REQUIRED WORK -
Skip all pictures, then print the remaining material exactly.
Begin STORED RECORDS
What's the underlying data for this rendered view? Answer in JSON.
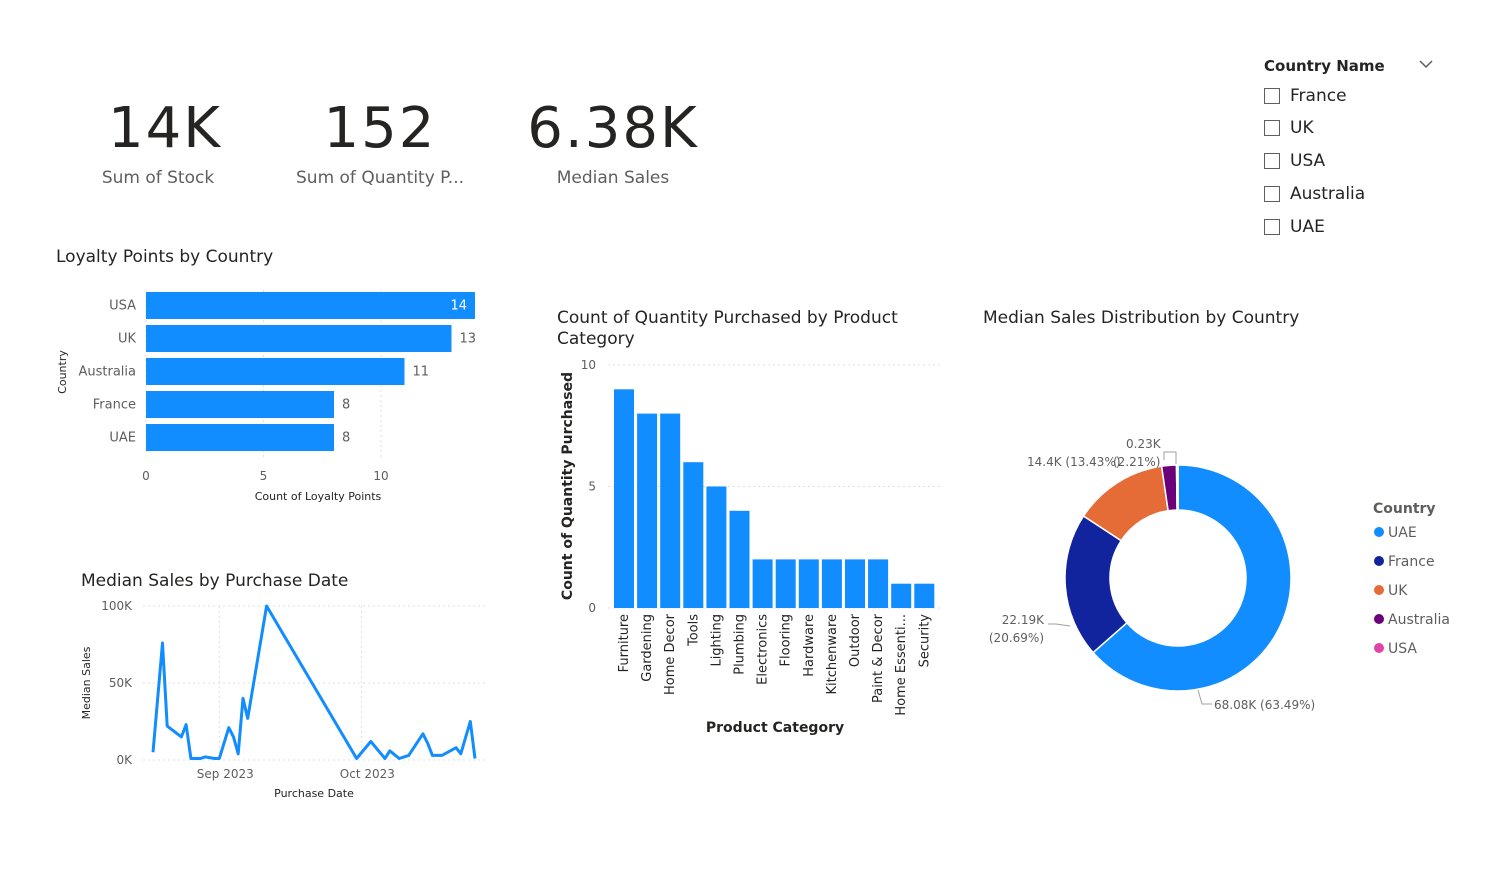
{
  "kpis": [
    {
      "value": "14K",
      "label": "Sum of  Stock"
    },
    {
      "value": "152",
      "label": "Sum of Quantity P..."
    },
    {
      "value": "6.38K",
      "label": "Median Sales"
    }
  ],
  "slicer": {
    "title": "Country Name",
    "items": [
      "France",
      "UK",
      "USA",
      "Australia",
      "UAE"
    ]
  },
  "colors": {
    "bar_blue": "#118DFF",
    "line_blue": "#118DFF",
    "uae": "#118DFF",
    "france": "#12239E",
    "uk": "#E66C37",
    "australia": "#6B007B",
    "usa": "#E044A7"
  },
  "chart_data": [
    {
      "id": "loyalty",
      "type": "bar",
      "orientation": "horizontal",
      "title": "Loyalty Points by Country",
      "xlabel": "Count of Loyalty Points",
      "ylabel": "Country",
      "categories": [
        "USA",
        "UK",
        "Australia",
        "France",
        "UAE"
      ],
      "values": [
        14,
        13,
        11,
        8,
        8
      ],
      "xlim": [
        0,
        14
      ],
      "xticks": [
        0,
        5,
        10
      ],
      "grid": true
    },
    {
      "id": "median_sales_date",
      "type": "line",
      "title": "Median Sales by Purchase Date",
      "xlabel": "Purchase Date",
      "ylabel": "Median Sales",
      "x_tick_labels": [
        "Sep 2023",
        "Oct 2023"
      ],
      "y_tick_labels": [
        "100K",
        "50K",
        "0K"
      ],
      "ylim": [
        0,
        100000
      ],
      "x": [
        "2023-08-18",
        "2023-08-20",
        "2023-08-21",
        "2023-08-24",
        "2023-08-25",
        "2023-08-26",
        "2023-08-28",
        "2023-08-29",
        "2023-08-31",
        "2023-09-01",
        "2023-09-03",
        "2023-09-04",
        "2023-09-05",
        "2023-09-06",
        "2023-09-07",
        "2023-09-11",
        "2023-09-30",
        "2023-10-03",
        "2023-10-06",
        "2023-10-07",
        "2023-10-09",
        "2023-10-11",
        "2023-10-14",
        "2023-10-15",
        "2023-10-16",
        "2023-10-18",
        "2023-10-21",
        "2023-10-22",
        "2023-10-24",
        "2023-10-25"
      ],
      "values": [
        5000,
        76000,
        22000,
        15000,
        23000,
        1000,
        1000,
        2000,
        1000,
        1000,
        21000,
        15000,
        4000,
        40000,
        27000,
        100000,
        1000,
        12000,
        1000,
        6000,
        1000,
        3000,
        17000,
        11000,
        3000,
        3000,
        8000,
        4000,
        25000,
        1000
      ],
      "grid": true
    },
    {
      "id": "quantity_category",
      "type": "bar",
      "orientation": "vertical",
      "title": "Count of Quantity Purchased by Product Category",
      "xlabel": "Product Category",
      "ylabel": "Count of Quantity Purchased",
      "categories": [
        "Furniture",
        "Gardening",
        "Home Decor",
        "Tools",
        "Lighting",
        "Plumbing",
        "Electronics",
        "Flooring",
        "Hardware",
        "Kitchenware",
        "Outdoor",
        "Paint & Decor",
        "Home Essenti...",
        "Security"
      ],
      "values": [
        9,
        8,
        8,
        6,
        5,
        4,
        2,
        2,
        2,
        2,
        2,
        2,
        1,
        1
      ],
      "ylim": [
        0,
        10
      ],
      "yticks": [
        0,
        5,
        10
      ],
      "grid": true
    },
    {
      "id": "median_sales_country",
      "type": "pie",
      "donut": true,
      "title": "Median Sales Distribution by Country",
      "legend_title": "Country",
      "legend_position": "right",
      "categories": [
        "UAE",
        "France",
        "UK",
        "Australia",
        "USA"
      ],
      "values": [
        68080,
        22190,
        14400,
        2250,
        230
      ],
      "data_labels": [
        "68.08K (63.49%)",
        "22.19K (20.69%)",
        "14.4K (13.43%)",
        "(2.21%)",
        "0.23K"
      ]
    }
  ]
}
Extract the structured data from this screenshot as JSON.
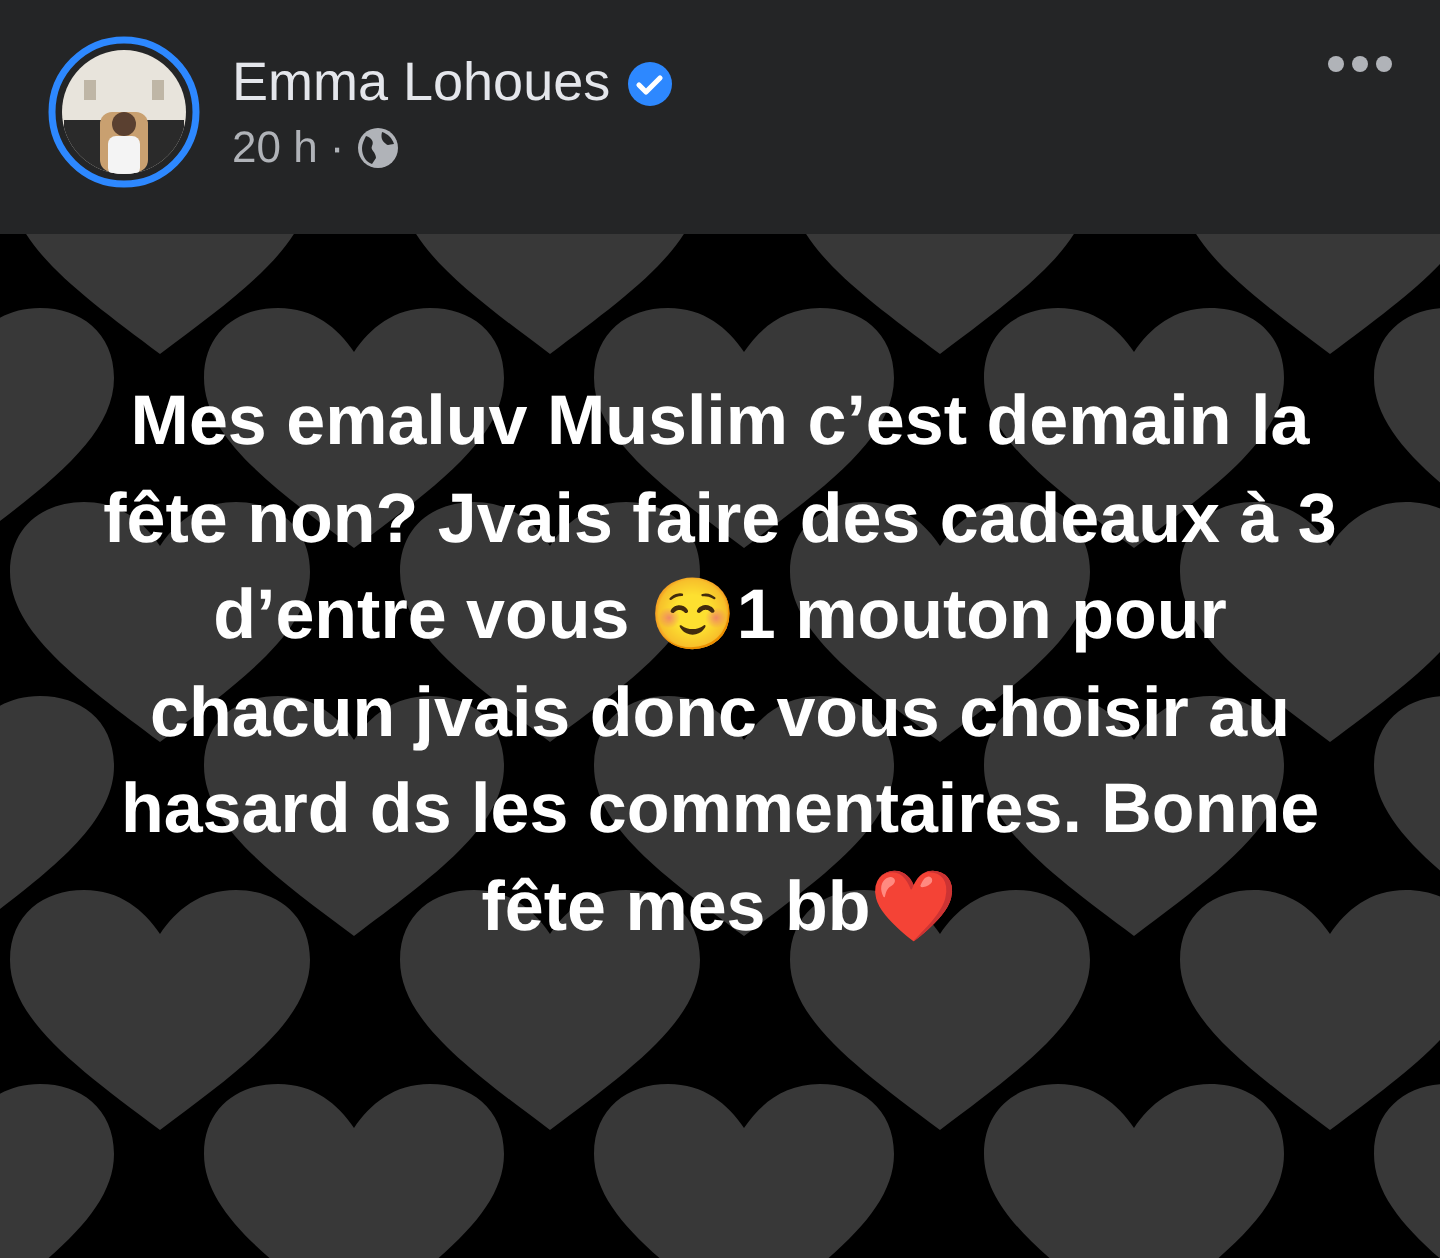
{
  "post": {
    "author": "Emma Lohoues",
    "verified": true,
    "time": "20 h",
    "separator": "·",
    "text": "Mes emaluv Muslim c’est demain la fête non? Jvais faire des cadeaux à 3 d’entre vous ☺️1 mouton pour chacun jvais donc vous choisir au hasard ds les commentaires. Bonne fête mes bb❤️"
  }
}
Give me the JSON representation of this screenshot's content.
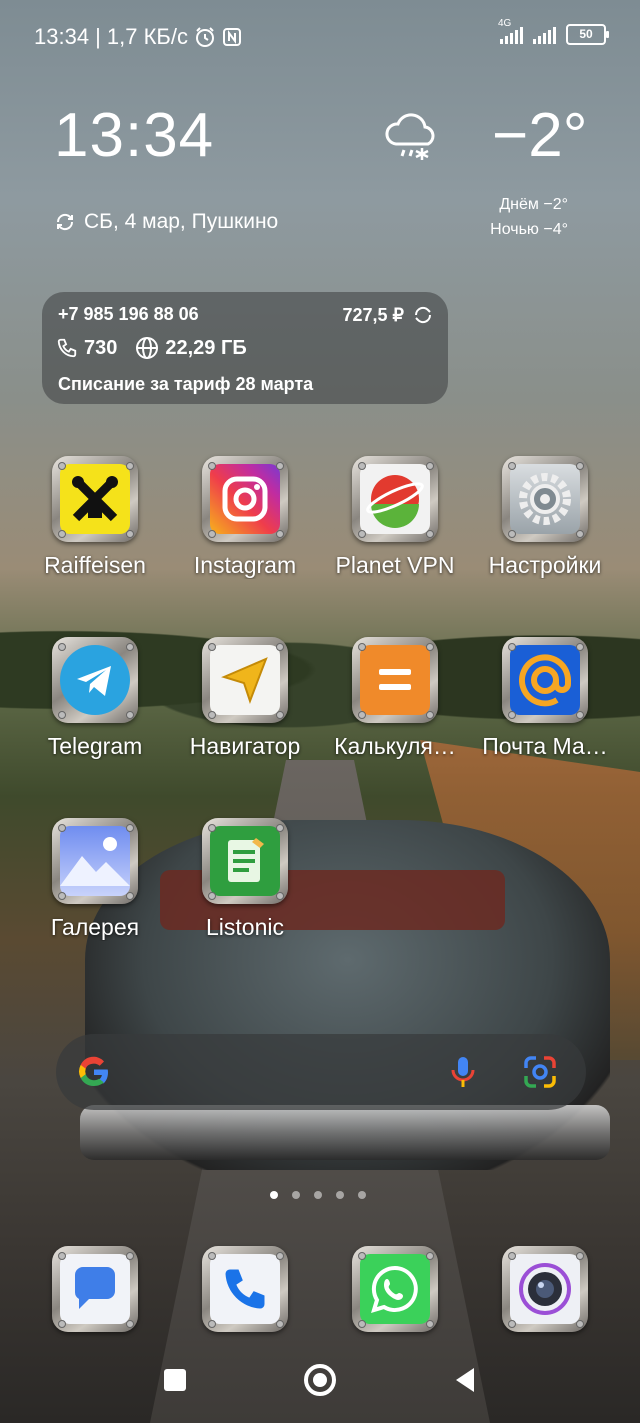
{
  "status_bar": {
    "time": "13:34",
    "speed": "| 1,7 КБ/с",
    "network": "4G",
    "battery": "50"
  },
  "clock_widget": {
    "time": "13:34",
    "date_location": "СБ, 4 мар, Пушкино"
  },
  "weather_widget": {
    "icon": "snow-cloud-icon",
    "temperature": "−2°",
    "day": "Днём −2°",
    "night": "Ночью −4°"
  },
  "operator_widget": {
    "phone": "+7 985 196 88 06",
    "balance": "727,5 ₽",
    "minutes": "730",
    "data": "22,29 ГБ",
    "charge_note": "Списание за тариф 28 марта"
  },
  "apps": [
    {
      "label": "Raiffeisen",
      "icon": "raiffeisen-icon"
    },
    {
      "label": "Instagram",
      "icon": "instagram-icon"
    },
    {
      "label": "Planet VPN",
      "icon": "planet-vpn-icon"
    },
    {
      "label": "Настройки",
      "icon": "settings-gear-icon"
    },
    {
      "label": "Telegram",
      "icon": "telegram-icon"
    },
    {
      "label": "Навигатор",
      "icon": "navigator-icon"
    },
    {
      "label": "Калькуля…",
      "icon": "calculator-icon"
    },
    {
      "label": "Почта Ма…",
      "icon": "mail-icon"
    },
    {
      "label": "Галерея",
      "icon": "gallery-icon"
    },
    {
      "label": "Listonic",
      "icon": "listonic-icon"
    }
  ],
  "dock": [
    {
      "icon": "messages-icon"
    },
    {
      "icon": "phone-icon"
    },
    {
      "icon": "whatsapp-icon"
    },
    {
      "icon": "camera-icon"
    }
  ],
  "pages": {
    "count": 5,
    "active": 0
  },
  "colors": {
    "raiffeisen": "#f5e21a",
    "telegram": "#2aa3e0",
    "whatsapp": "#3bd15a",
    "navigator": "#f0b51b",
    "calculator": "#f08a2a",
    "mail": "#1a5fd6"
  }
}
End STORED RECORDS
FINAL ANSWER -
What's the underlying data for this rendered view? Answer in JSON.
{
  "kpis": [
    {
      "value": "14K",
      "label": "Sum of  Stock"
    },
    {
      "value": "152",
      "label": "Sum of Quantity P..."
    },
    {
      "value": "6.38K",
      "label": "Median Sales"
    }
  ],
  "slicer": {
    "title": "Country Name",
    "items": [
      "France",
      "UK",
      "USA",
      "Australia",
      "UAE"
    ]
  },
  "colors": {
    "bar_blue": "#118DFF",
    "line_blue": "#118DFF",
    "uae": "#118DFF",
    "france": "#12239E",
    "uk": "#E66C37",
    "australia": "#6B007B",
    "usa": "#E044A7"
  },
  "chart_data": [
    {
      "id": "loyalty",
      "type": "bar",
      "orientation": "horizontal",
      "title": "Loyalty Points by Country",
      "xlabel": "Count of Loyalty Points",
      "ylabel": "Country",
      "categories": [
        "USA",
        "UK",
        "Australia",
        "France",
        "UAE"
      ],
      "values": [
        14,
        13,
        11,
        8,
        8
      ],
      "xlim": [
        0,
        14
      ],
      "xticks": [
        0,
        5,
        10
      ],
      "grid": true
    },
    {
      "id": "median_sales_date",
      "type": "line",
      "title": "Median Sales by Purchase Date",
      "xlabel": "Purchase Date",
      "ylabel": "Median Sales",
      "x_tick_labels": [
        "Sep 2023",
        "Oct 2023"
      ],
      "y_tick_labels": [
        "100K",
        "50K",
        "0K"
      ],
      "ylim": [
        0,
        100000
      ],
      "x": [
        "2023-08-18",
        "2023-08-20",
        "2023-08-21",
        "2023-08-24",
        "2023-08-25",
        "2023-08-26",
        "2023-08-28",
        "2023-08-29",
        "2023-08-31",
        "2023-09-01",
        "2023-09-03",
        "2023-09-04",
        "2023-09-05",
        "2023-09-06",
        "2023-09-07",
        "2023-09-11",
        "2023-09-30",
        "2023-10-03",
        "2023-10-06",
        "2023-10-07",
        "2023-10-09",
        "2023-10-11",
        "2023-10-14",
        "2023-10-15",
        "2023-10-16",
        "2023-10-18",
        "2023-10-21",
        "2023-10-22",
        "2023-10-24",
        "2023-10-25"
      ],
      "values": [
        5000,
        76000,
        22000,
        15000,
        23000,
        1000,
        1000,
        2000,
        1000,
        1000,
        21000,
        15000,
        4000,
        40000,
        27000,
        100000,
        1000,
        12000,
        1000,
        6000,
        1000,
        3000,
        17000,
        11000,
        3000,
        3000,
        8000,
        4000,
        25000,
        1000
      ],
      "grid": true
    },
    {
      "id": "quantity_category",
      "type": "bar",
      "orientation": "vertical",
      "title": "Count of Quantity Purchased by Product Category",
      "xlabel": "Product Category",
      "ylabel": "Count of Quantity Purchased",
      "categories": [
        "Furniture",
        "Gardening",
        "Home Decor",
        "Tools",
        "Lighting",
        "Plumbing",
        "Electronics",
        "Flooring",
        "Hardware",
        "Kitchenware",
        "Outdoor",
        "Paint & Decor",
        "Home Essenti...",
        "Security"
      ],
      "values": [
        9,
        8,
        8,
        6,
        5,
        4,
        2,
        2,
        2,
        2,
        2,
        2,
        1,
        1
      ],
      "ylim": [
        0,
        10
      ],
      "yticks": [
        0,
        5,
        10
      ],
      "grid": true
    },
    {
      "id": "median_sales_country",
      "type": "pie",
      "donut": true,
      "title": "Median Sales Distribution by Country",
      "legend_title": "Country",
      "legend_position": "right",
      "categories": [
        "UAE",
        "France",
        "UK",
        "Australia",
        "USA"
      ],
      "values": [
        68080,
        22190,
        14400,
        2250,
        230
      ],
      "data_labels": [
        "68.08K (63.49%)",
        "22.19K (20.69%)",
        "14.4K (13.43%)",
        "(2.21%)",
        "0.23K"
      ]
    }
  ]
}
Extract the structured data from this screenshot as JSON.
{
  "post": {
    "author": "Emma Lohoues",
    "verified": true,
    "time": "20 h",
    "separator": "·",
    "text": "Mes emaluv Muslim c’est demain la fête non? Jvais faire des cadeaux à 3 d’entre vous ☺️1 mouton pour chacun jvais donc vous choisir au hasard ds les commentaires. Bonne fête mes bb❤️"
  }
}
Give me the JSON representation of this screenshot's content.
{
  "status_bar": {
    "time": "13:34",
    "speed": "| 1,7 КБ/с",
    "network": "4G",
    "battery": "50"
  },
  "clock_widget": {
    "time": "13:34",
    "date_location": "СБ, 4 мар, Пушкино"
  },
  "weather_widget": {
    "icon": "snow-cloud-icon",
    "temperature": "−2°",
    "day": "Днём −2°",
    "night": "Ночью −4°"
  },
  "operator_widget": {
    "phone": "+7 985 196 88 06",
    "balance": "727,5 ₽",
    "minutes": "730",
    "data": "22,29 ГБ",
    "charge_note": "Списание за тариф 28 марта"
  },
  "apps": [
    {
      "label": "Raiffeisen",
      "icon": "raiffeisen-icon"
    },
    {
      "label": "Instagram",
      "icon": "instagram-icon"
    },
    {
      "label": "Planet VPN",
      "icon": "planet-vpn-icon"
    },
    {
      "label": "Настройки",
      "icon": "settings-gear-icon"
    },
    {
      "label": "Telegram",
      "icon": "telegram-icon"
    },
    {
      "label": "Навигатор",
      "icon": "navigator-icon"
    },
    {
      "label": "Калькуля…",
      "icon": "calculator-icon"
    },
    {
      "label": "Почта Ма…",
      "icon": "mail-icon"
    },
    {
      "label": "Галерея",
      "icon": "gallery-icon"
    },
    {
      "label": "Listonic",
      "icon": "listonic-icon"
    }
  ],
  "dock": [
    {
      "icon": "messages-icon"
    },
    {
      "icon": "phone-icon"
    },
    {
      "icon": "whatsapp-icon"
    },
    {
      "icon": "camera-icon"
    }
  ],
  "pages": {
    "count": 5,
    "active": 0
  },
  "colors": {
    "raiffeisen": "#f5e21a",
    "telegram": "#2aa3e0",
    "whatsapp": "#3bd15a",
    "navigator": "#f0b51b",
    "calculator": "#f08a2a",
    "mail": "#1a5fd6"
  }
}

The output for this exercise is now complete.